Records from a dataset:
--- Begin ---

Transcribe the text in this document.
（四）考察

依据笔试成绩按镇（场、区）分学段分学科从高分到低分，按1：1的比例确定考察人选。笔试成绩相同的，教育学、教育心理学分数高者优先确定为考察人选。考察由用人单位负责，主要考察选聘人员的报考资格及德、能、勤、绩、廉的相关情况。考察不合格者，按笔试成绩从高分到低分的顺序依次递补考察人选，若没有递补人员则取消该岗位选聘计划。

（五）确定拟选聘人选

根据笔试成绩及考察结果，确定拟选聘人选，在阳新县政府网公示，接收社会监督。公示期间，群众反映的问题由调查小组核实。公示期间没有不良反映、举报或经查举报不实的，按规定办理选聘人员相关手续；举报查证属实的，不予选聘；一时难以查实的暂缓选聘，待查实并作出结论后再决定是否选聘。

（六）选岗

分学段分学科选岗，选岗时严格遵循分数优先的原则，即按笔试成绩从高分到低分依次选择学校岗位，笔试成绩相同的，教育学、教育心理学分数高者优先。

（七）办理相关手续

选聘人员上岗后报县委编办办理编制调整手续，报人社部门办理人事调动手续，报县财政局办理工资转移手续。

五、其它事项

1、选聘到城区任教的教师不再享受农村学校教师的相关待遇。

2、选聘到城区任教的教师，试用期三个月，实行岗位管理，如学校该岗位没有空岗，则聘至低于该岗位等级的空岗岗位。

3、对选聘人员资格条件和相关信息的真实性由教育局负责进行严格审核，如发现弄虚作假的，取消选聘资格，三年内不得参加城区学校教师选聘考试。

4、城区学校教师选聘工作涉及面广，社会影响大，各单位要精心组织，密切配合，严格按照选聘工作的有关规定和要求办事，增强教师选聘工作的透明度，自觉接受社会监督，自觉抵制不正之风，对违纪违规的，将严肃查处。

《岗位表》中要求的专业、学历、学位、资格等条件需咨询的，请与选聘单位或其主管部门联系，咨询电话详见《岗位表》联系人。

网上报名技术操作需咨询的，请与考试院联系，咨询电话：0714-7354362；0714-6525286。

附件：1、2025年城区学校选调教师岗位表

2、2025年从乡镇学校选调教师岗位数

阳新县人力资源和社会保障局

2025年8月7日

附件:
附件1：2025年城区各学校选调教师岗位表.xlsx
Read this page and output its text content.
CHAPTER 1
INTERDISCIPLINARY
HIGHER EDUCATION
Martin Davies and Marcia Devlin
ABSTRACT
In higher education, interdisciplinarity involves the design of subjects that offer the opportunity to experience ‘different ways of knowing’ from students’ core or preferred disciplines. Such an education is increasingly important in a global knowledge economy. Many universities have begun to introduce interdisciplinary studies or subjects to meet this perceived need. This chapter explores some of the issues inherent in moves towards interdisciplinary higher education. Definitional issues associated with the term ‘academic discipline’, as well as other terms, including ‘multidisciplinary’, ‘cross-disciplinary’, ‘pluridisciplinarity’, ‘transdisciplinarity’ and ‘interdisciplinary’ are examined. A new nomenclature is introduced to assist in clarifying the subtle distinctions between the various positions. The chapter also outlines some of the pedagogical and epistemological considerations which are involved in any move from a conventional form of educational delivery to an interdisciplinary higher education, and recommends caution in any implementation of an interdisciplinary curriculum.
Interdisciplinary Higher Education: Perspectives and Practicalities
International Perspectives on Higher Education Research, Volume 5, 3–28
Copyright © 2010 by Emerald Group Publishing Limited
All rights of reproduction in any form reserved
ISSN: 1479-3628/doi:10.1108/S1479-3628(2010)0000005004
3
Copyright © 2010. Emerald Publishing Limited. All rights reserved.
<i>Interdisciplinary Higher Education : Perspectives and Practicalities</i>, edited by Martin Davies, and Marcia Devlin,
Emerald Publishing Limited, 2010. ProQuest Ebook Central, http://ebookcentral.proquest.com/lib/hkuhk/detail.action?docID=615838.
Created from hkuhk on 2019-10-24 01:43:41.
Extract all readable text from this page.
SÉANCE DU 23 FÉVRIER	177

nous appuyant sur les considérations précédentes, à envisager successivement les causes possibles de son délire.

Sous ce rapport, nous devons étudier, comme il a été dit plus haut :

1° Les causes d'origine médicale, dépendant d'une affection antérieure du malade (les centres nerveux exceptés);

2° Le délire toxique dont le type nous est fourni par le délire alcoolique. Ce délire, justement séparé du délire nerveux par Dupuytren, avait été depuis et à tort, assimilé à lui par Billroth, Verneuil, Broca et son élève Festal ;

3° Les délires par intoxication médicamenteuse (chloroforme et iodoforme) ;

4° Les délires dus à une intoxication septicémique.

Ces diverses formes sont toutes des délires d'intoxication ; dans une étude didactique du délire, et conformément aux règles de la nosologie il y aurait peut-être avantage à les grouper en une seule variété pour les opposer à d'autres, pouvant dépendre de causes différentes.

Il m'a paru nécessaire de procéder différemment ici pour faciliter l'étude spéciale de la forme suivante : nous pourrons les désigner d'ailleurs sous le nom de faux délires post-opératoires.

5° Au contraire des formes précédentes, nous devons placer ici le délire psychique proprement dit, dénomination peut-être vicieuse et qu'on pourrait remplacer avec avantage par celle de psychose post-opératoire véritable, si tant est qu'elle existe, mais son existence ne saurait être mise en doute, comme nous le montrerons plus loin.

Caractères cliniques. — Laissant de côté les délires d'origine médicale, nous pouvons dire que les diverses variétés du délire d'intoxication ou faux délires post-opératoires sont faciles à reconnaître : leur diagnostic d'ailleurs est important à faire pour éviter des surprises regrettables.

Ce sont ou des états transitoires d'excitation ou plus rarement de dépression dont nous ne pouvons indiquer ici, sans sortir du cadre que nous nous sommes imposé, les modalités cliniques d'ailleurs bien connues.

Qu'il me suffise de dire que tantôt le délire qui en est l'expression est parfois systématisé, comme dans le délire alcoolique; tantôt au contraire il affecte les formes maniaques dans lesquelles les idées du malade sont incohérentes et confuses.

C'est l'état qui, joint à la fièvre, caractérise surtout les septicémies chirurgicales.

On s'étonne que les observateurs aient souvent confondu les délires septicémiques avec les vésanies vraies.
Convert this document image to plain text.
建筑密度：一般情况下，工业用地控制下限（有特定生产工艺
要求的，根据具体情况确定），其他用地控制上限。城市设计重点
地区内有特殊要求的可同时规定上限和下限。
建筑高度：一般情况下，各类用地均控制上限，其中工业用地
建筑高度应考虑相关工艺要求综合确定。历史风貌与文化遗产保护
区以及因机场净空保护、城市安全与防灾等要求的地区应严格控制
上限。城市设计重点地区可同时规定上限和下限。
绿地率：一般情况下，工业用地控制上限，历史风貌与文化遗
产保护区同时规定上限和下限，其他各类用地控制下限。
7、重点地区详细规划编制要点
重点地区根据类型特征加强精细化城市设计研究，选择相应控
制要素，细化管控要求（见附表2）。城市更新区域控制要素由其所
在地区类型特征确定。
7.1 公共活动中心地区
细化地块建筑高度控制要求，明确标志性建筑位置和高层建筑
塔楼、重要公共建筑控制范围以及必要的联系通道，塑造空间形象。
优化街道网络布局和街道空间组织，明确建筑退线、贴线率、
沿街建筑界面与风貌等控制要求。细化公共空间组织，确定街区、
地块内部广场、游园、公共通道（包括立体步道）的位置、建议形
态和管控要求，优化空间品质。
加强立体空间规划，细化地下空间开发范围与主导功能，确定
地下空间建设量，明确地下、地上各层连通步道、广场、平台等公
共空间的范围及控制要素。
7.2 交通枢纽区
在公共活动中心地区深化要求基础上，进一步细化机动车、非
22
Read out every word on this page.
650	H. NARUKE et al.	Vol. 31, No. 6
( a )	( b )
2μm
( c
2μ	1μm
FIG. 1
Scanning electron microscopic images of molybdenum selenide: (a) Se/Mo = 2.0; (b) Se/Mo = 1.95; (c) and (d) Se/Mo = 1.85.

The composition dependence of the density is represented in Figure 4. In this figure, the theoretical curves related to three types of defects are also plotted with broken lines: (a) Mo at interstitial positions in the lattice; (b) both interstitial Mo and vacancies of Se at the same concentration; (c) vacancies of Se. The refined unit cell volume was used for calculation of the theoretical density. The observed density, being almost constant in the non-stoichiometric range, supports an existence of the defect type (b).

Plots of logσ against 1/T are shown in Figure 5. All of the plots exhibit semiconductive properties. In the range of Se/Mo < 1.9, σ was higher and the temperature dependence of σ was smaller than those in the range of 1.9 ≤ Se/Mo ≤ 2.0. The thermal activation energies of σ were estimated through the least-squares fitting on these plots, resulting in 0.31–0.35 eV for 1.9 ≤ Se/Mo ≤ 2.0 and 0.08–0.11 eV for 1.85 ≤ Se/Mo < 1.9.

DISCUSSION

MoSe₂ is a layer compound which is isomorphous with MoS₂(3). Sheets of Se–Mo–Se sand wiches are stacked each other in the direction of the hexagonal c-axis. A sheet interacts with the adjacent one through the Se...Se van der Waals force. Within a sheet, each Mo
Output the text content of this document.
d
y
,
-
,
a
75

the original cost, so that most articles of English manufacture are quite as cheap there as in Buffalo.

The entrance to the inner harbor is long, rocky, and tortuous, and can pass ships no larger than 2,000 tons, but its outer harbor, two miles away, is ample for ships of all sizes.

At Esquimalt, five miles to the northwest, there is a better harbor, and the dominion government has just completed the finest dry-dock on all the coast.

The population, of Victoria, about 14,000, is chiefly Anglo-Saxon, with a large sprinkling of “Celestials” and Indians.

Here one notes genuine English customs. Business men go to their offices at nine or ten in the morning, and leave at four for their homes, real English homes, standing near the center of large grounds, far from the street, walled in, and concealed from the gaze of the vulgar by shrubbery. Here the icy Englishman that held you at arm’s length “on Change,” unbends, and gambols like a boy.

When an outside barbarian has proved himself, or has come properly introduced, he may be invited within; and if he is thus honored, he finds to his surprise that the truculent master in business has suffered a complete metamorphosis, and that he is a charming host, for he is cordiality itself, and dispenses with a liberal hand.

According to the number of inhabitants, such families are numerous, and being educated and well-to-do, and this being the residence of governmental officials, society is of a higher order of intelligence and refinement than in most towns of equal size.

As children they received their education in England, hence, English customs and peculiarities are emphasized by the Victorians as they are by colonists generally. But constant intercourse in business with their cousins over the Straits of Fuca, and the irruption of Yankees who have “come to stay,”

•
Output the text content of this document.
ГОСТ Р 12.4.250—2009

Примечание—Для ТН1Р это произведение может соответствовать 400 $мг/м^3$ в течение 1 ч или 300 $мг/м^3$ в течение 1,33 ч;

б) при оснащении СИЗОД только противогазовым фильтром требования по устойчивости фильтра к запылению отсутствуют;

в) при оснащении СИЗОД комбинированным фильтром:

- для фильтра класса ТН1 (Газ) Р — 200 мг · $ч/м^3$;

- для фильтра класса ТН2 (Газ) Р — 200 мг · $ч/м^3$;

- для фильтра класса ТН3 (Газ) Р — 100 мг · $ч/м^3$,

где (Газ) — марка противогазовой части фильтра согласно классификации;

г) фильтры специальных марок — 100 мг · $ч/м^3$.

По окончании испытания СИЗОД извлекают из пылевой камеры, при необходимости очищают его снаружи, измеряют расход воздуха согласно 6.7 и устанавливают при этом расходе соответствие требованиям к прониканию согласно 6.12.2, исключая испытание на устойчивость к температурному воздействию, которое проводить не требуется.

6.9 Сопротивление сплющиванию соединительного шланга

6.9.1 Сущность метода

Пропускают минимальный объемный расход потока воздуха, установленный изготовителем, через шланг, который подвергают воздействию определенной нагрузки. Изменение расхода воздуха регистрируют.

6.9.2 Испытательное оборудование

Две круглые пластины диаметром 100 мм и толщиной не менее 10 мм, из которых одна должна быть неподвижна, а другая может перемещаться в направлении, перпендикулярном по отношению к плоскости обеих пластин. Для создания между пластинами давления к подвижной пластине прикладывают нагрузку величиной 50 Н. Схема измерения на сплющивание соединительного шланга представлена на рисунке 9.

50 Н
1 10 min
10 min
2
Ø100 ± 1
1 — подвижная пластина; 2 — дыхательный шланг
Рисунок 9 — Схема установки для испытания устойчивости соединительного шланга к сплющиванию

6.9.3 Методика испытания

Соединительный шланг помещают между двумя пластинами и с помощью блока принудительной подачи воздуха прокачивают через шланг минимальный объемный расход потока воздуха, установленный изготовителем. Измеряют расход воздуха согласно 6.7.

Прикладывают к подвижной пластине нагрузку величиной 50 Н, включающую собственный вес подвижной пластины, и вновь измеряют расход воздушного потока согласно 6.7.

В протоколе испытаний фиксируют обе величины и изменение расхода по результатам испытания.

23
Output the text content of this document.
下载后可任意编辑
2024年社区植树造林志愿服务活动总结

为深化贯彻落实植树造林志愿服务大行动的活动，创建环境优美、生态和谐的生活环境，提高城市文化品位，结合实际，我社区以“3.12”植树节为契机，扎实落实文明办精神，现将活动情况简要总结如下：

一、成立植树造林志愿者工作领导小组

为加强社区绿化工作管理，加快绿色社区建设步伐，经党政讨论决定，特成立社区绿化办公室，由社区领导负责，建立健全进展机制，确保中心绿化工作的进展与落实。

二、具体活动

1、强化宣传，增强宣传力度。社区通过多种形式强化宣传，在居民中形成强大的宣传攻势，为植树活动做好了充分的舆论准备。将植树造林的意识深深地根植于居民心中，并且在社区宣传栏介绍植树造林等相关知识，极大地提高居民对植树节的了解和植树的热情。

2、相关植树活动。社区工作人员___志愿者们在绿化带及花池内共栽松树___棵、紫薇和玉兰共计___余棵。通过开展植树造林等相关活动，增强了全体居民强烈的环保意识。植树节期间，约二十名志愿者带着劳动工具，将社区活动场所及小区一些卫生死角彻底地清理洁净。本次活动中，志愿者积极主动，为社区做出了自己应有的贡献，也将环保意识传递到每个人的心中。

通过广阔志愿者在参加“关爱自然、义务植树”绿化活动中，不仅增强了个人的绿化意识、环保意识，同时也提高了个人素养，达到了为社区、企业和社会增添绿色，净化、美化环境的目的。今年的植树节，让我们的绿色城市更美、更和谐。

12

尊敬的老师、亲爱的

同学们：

--- End ---

Gather each line of the records holding the string "page".

» **ANSWER TO THIS EXERCISE**
Read this page and output its text content.
Extract all readable text from this page.
Read out every word on this page.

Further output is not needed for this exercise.